**Objetivos:**
1. Transcreva o trecho do texto sobre leasing a partir das palavras "Inúmeras são as" e pare logo depois de "das instituições financeiras.".
2. No texto sobre leasing, reescreva de forma mais curta o parágrafo que começa por "O leasing erigiu-se a uma das mais utilizadas", mantendo seus fatos principais.
3. Resuma o texto sobre leasing em duas frases.

**Seleção:**

André Alexandre Happke -
Bacharel em Direito pela Universidade Regional
de Blumenau, em 11/2/2000
Aluno da Escola Superior da Magistratura do Estado
de Santa Catarina
Assessor no Tribunal de Justiça de Santa
Catarina
Em Blumenau (SC), maio de 1999; atualizado em
novembro de 2000, Florianópolis (SC).
TERMOS-CHAVE
Arrendamento mercantil leasing juros
existência/inexistência
RESUMO INTRODUTÓRIO
O leasing erigiu-se a uma das mais
utilizadas figuras contratuais da atualidade,
no seu campo de atuação. É
verdade que seu uso já esteve até
mesmo mais difundido, notando-se um certo retraimento
nos últimos tempos, talvez em virtude das
novas interpretações do instituto
feitas pelos tribunais.
Tendo sido importado do direito
americano sem maiores cuidados quanto à
compatibilidade com os tradicionais e novéis
princípios latinos que norteiam o ordenamento
jurídico pátrio, tornou-se também
uma das mais controvertidas formas contratuais.
Inúmeras são as questões
que lhe cercam, algumas já com solução
relativamente definida na doutrina, na jurisprudência,
outras cada vez mais conturbadas.
Prendem-se estas linhas à
discussão da existência ou inexistência
da cobrança de juros no contrato de leasing,
matéria muitas vezes alegada pelos procuradores
das instituições financeiras.
LEASING O CONCEITO
O Ministro Cláudio Santos,
do Superior Tribunal de Justiça, em seu
artigo " LEASING - QUESTÕES CONTROVERTIDAS"

**Material fornecido:**
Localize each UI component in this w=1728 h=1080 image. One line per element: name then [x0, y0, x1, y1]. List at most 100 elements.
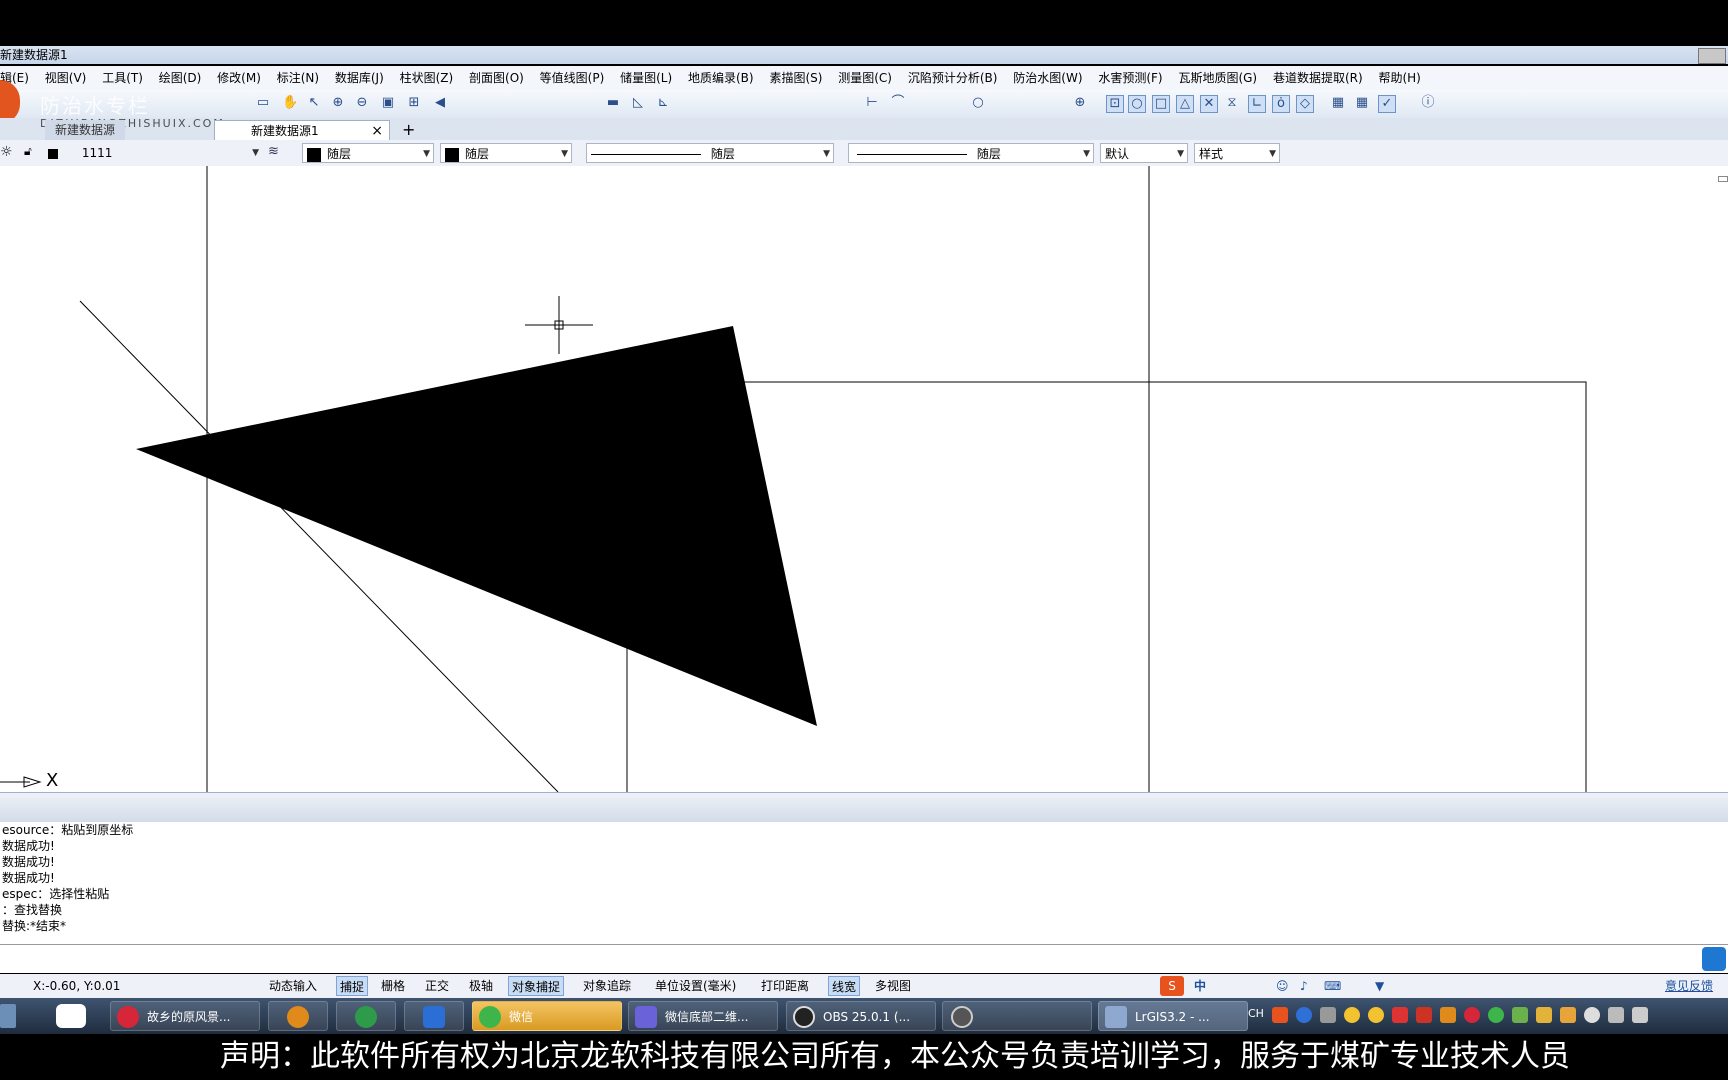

**Respostas por tarefa:**
1.
Inúmeras são as questões
que lhe cercam, algumas já com solução
relativamente definida na doutrina, na jurisprudência,
outras cada vez mais conturbadas.
Prendem-se estas linhas à
discussão da existência ou inexistência
da cobrança de juros no contrato de leasing,
matéria muitas vezes alegada pelos procuradores
das instituições financeiras.

2. O leasing tornou-se uma das figuras contratuais mais usadas hoje em sua área de atuação. Seu uso já foi mais difundido, e nota-se certo retraimento recente, talvez por causa das novas interpretações dos tribunais.

3. O leasing, uma das figuras contratuais mais utilizadas da atualidade, foi importado do direito americano sem maiores cuidados quanto à compatibilidade com os princípios latinos do ordenamento jurídico pátrio e por isso tornou-se também uma das formas contratuais mais controvertidas. O estudo se dedica à discussão sobre a existência ou inexistência da cobrança de juros no contrato de leasing, matéria muitas vezes alegada pelos procuradores das instituições financeiras.